**WHAT NEEDS TO BE DONE:** Check each line of the material below for "Tapez", then copy the ones that contain it.

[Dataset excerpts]
◆ ◆ ◆ ◆

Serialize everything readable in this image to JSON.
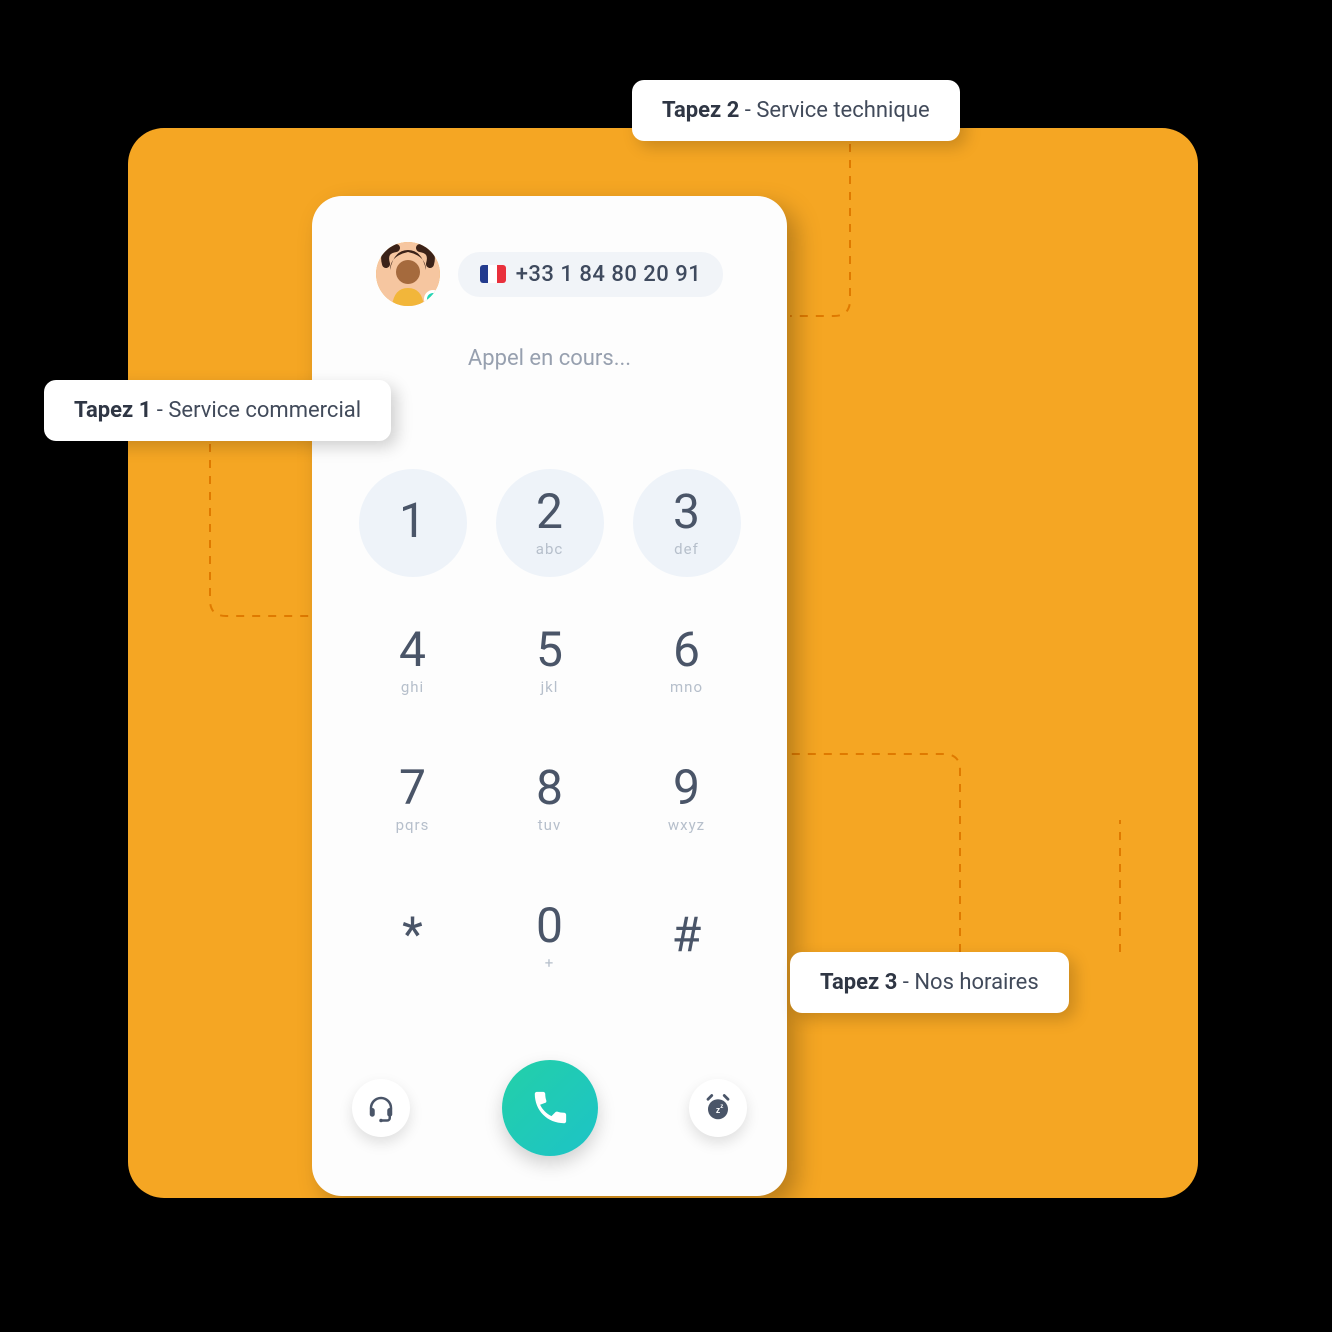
{
  "phone": {
    "number": "+33 1 84 80 20 91",
    "status": "Appel en cours...",
    "country": "FR"
  },
  "keypad": [
    {
      "digit": "1",
      "letters": "",
      "highlight": true
    },
    {
      "digit": "2",
      "letters": "abc",
      "highlight": true
    },
    {
      "digit": "3",
      "letters": "def",
      "highlight": true
    },
    {
      "digit": "4",
      "letters": "ghi",
      "highlight": false
    },
    {
      "digit": "5",
      "letters": "jkl",
      "highlight": false
    },
    {
      "digit": "6",
      "letters": "mno",
      "highlight": false
    },
    {
      "digit": "7",
      "letters": "pqrs",
      "highlight": false
    },
    {
      "digit": "8",
      "letters": "tuv",
      "highlight": false
    },
    {
      "digit": "9",
      "letters": "wxyz",
      "highlight": false
    },
    {
      "digit": "*",
      "letters": "",
      "highlight": false
    },
    {
      "digit": "0",
      "letters": "+",
      "highlight": false
    },
    {
      "digit": "#",
      "letters": "",
      "highlight": false
    }
  ],
  "callouts": {
    "one": {
      "bold": "Tapez 1",
      "rest": " - Service commercial"
    },
    "two": {
      "bold": "Tapez 2",
      "rest": " - Service technique"
    },
    "three": {
      "bold": "Tapez 3",
      "rest": " - Nos horaires"
    }
  },
  "icons": {
    "headset": "headset-icon",
    "call": "phone-handset-icon",
    "snooze": "alarm-snooze-icon"
  },
  "colors": {
    "accent_orange": "#f5a623",
    "call_green": "#1fcdb7",
    "digit": "#4a5568"
  }
}
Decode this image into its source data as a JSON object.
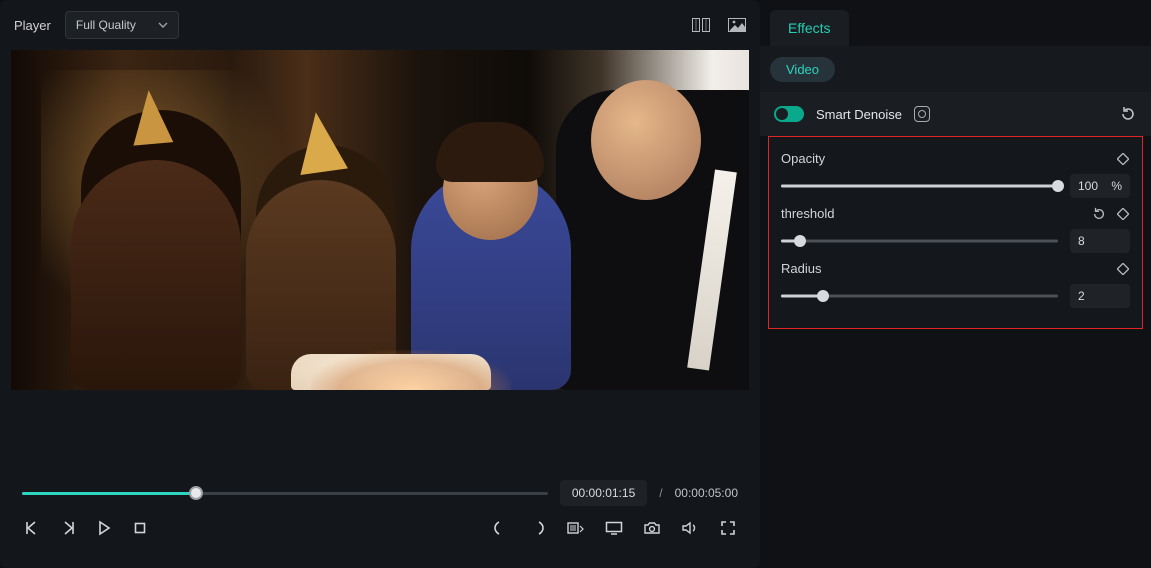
{
  "player": {
    "label": "Player",
    "quality": "Full Quality"
  },
  "timeline": {
    "current": "00:00:01:15",
    "separator": "/",
    "total": "00:00:05:00",
    "progress_pct": 33
  },
  "effects": {
    "tab": "Effects",
    "subtab": "Video",
    "name": "Smart Denoise",
    "params": {
      "opacity": {
        "label": "Opacity",
        "value": "100",
        "unit": "%",
        "pct": 100
      },
      "threshold": {
        "label": "threshold",
        "value": "8",
        "pct": 7
      },
      "radius": {
        "label": "Radius",
        "value": "2",
        "pct": 15
      }
    }
  }
}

◆ ◆ ◆ ◆

**RESULT:**
      "bold": "Tapez 1",
      "bold": "Tapez 2",
      "bold": "Tapez 3",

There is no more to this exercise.